Supplied material =
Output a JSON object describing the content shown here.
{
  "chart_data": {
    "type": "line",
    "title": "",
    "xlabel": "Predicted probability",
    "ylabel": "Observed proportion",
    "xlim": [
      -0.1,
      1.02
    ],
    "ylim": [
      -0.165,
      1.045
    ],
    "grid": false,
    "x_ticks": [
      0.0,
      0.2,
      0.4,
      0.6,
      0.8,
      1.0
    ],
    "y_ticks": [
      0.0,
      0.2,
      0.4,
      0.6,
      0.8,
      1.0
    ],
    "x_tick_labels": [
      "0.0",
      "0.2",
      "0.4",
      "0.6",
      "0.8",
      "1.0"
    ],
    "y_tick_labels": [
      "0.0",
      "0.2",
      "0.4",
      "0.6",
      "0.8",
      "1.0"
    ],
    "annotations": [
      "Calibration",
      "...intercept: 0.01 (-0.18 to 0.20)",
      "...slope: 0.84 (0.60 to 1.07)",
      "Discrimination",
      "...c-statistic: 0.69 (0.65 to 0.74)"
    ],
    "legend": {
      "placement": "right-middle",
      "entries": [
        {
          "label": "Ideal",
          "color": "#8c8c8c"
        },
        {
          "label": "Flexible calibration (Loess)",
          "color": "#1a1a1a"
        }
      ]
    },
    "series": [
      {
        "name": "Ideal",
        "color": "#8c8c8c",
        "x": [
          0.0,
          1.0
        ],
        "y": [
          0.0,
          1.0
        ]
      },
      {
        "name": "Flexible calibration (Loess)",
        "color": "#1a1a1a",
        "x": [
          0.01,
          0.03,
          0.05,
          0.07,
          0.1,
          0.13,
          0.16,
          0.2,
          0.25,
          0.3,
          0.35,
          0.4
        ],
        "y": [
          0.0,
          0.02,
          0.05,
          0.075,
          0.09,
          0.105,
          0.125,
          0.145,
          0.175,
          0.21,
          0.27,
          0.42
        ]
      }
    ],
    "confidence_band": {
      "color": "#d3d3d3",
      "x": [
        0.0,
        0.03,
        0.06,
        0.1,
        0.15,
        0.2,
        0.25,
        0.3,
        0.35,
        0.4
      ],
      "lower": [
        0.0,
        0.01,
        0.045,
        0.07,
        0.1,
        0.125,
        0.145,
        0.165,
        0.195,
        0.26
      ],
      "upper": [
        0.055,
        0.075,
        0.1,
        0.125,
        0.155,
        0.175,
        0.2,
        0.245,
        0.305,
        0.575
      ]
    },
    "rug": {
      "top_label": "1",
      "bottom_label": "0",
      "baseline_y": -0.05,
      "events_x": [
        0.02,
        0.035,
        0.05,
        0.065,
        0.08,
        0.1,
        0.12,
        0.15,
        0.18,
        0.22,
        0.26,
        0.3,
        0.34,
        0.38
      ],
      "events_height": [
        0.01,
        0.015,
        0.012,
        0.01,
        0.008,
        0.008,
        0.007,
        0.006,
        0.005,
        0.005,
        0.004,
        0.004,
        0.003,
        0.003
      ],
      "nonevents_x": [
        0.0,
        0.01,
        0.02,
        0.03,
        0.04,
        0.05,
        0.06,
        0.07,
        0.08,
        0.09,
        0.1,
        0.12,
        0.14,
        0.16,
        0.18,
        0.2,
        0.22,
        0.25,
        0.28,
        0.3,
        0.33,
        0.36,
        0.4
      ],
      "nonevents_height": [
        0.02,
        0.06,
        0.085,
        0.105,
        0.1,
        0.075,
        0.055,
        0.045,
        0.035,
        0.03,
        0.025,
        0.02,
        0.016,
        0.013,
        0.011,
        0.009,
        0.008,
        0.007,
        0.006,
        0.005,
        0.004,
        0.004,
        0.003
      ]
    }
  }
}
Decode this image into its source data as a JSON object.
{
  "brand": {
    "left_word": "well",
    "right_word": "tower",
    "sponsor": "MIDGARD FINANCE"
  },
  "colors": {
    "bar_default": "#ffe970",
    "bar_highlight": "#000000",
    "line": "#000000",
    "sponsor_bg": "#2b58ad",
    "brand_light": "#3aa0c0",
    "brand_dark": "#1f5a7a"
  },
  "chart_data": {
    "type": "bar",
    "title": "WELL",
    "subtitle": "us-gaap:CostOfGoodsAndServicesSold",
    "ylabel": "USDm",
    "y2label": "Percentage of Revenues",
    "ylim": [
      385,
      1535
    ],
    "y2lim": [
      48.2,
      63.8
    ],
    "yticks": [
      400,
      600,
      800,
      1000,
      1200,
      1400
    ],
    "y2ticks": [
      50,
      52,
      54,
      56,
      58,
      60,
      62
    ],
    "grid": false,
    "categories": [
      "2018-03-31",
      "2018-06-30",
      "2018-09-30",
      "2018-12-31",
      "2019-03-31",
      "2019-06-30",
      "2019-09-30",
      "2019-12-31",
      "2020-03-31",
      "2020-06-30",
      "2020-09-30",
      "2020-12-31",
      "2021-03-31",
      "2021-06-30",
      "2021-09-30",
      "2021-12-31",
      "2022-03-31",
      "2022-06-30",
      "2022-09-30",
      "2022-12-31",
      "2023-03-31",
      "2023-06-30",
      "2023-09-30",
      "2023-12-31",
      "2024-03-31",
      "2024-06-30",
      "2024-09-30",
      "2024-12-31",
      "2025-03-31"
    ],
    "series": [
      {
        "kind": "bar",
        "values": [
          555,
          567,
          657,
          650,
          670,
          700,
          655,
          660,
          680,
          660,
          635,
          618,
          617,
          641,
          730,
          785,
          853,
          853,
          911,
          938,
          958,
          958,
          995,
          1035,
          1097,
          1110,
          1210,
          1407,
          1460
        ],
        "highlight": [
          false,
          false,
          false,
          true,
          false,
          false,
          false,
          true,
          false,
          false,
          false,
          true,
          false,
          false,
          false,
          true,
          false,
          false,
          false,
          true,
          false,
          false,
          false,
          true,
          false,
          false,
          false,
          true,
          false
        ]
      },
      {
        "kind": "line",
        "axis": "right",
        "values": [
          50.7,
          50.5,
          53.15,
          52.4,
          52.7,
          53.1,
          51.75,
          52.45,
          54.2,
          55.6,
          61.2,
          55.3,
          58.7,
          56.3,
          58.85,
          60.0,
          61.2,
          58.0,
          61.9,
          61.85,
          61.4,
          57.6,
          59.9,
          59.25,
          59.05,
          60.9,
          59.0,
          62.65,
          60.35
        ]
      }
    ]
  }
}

What to produce = Go through the entries above and pull out each line with "object" in it.

Reply to the exercise =
Output a JSON object describing the content shown here.
Decode this image into its source data as a JSON object.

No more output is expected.